__Records that describe figures__
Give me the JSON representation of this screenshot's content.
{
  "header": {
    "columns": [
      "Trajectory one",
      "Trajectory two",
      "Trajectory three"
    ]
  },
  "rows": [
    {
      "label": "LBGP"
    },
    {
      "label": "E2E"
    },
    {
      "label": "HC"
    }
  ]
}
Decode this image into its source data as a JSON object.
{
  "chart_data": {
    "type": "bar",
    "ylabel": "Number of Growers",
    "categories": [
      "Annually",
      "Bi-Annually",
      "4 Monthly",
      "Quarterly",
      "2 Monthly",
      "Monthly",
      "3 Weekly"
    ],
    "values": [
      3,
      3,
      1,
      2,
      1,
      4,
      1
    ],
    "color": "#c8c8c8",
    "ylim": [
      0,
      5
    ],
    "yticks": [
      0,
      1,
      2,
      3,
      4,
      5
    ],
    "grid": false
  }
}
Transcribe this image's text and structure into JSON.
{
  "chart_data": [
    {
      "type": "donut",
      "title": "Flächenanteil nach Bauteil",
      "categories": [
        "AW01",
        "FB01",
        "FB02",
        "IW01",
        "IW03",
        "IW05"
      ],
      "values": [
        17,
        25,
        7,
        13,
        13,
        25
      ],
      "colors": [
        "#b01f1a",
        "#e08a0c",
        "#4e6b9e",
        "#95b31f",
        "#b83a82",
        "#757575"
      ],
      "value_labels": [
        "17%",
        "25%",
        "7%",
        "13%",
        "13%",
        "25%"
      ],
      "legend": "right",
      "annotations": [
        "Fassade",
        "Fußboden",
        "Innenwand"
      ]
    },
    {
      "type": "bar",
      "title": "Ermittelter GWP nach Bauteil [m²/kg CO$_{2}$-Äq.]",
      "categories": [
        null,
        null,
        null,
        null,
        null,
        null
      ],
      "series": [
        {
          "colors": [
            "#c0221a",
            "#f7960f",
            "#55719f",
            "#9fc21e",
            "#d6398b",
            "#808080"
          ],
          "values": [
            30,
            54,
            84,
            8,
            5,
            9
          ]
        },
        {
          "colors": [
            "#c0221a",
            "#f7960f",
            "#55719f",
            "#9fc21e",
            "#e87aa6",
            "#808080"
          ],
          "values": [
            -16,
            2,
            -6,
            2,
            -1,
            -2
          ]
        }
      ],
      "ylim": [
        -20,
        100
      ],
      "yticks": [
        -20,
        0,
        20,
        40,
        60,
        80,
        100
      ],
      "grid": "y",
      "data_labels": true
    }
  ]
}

__Exercise objective__
Go through the entries and repeat each one exactly.

__The response__
Give me the JSON representation of this screenshot's content.
{
  "header": {
    "columns": [
      "Trajectory one",
      "Trajectory two",
      "Trajectory three"
    ]
  },
  "rows": [
    {
      "label": "LBGP"
    },
    {
      "label": "E2E"
    },
    {
      "label": "HC"
    }
  ]
}
Decode this image into its source data as a JSON object.
{
  "chart_data": {
    "type": "bar",
    "ylabel": "Number of Growers",
    "categories": [
      "Annually",
      "Bi-Annually",
      "4 Monthly",
      "Quarterly",
      "2 Monthly",
      "Monthly",
      "3 Weekly"
    ],
    "values": [
      3,
      3,
      1,
      2,
      1,
      4,
      1
    ],
    "color": "#c8c8c8",
    "ylim": [
      0,
      5
    ],
    "yticks": [
      0,
      1,
      2,
      3,
      4,
      5
    ],
    "grid": false
  }
}
Transcribe this image's text and structure into JSON.
{
  "chart_data": [
    {
      "type": "donut",
      "title": "Flächenanteil nach Bauteil",
      "categories": [
        "AW01",
        "FB01",
        "FB02",
        "IW01",
        "IW03",
        "IW05"
      ],
      "values": [
        17,
        25,
        7,
        13,
        13,
        25
      ],
      "colors": [
        "#b01f1a",
        "#e08a0c",
        "#4e6b9e",
        "#95b31f",
        "#b83a82",
        "#757575"
      ],
      "value_labels": [
        "17%",
        "25%",
        "7%",
        "13%",
        "13%",
        "25%"
      ],
      "legend": "right",
      "annotations": [
        "Fassade",
        "Fußboden",
        "Innenwand"
      ]
    },
    {
      "type": "bar",
      "title": "Ermittelter GWP nach Bauteil [m²/kg CO$_{2}$-Äq.]",
      "categories": [
        null,
        null,
        null,
        null,
        null,
        null
      ],
      "series": [
        {
          "colors": [
            "#c0221a",
            "#f7960f",
            "#55719f",
            "#9fc21e",
            "#d6398b",
            "#808080"
          ],
          "values": [
            30,
            54,
            84,
            8,
            5,
            9
          ]
        },
        {
          "colors": [
            "#c0221a",
            "#f7960f",
            "#55719f",
            "#9fc21e",
            "#e87aa6",
            "#808080"
          ],
          "values": [
            -16,
            2,
            -6,
            2,
            -1,
            -2
          ]
        }
      ],
      "ylim": [
        -20,
        100
      ],
      "yticks": [
        -20,
        0,
        20,
        40,
        60,
        80,
        100
      ],
      "grid": "y",
      "data_labels": true
    }
  ]
}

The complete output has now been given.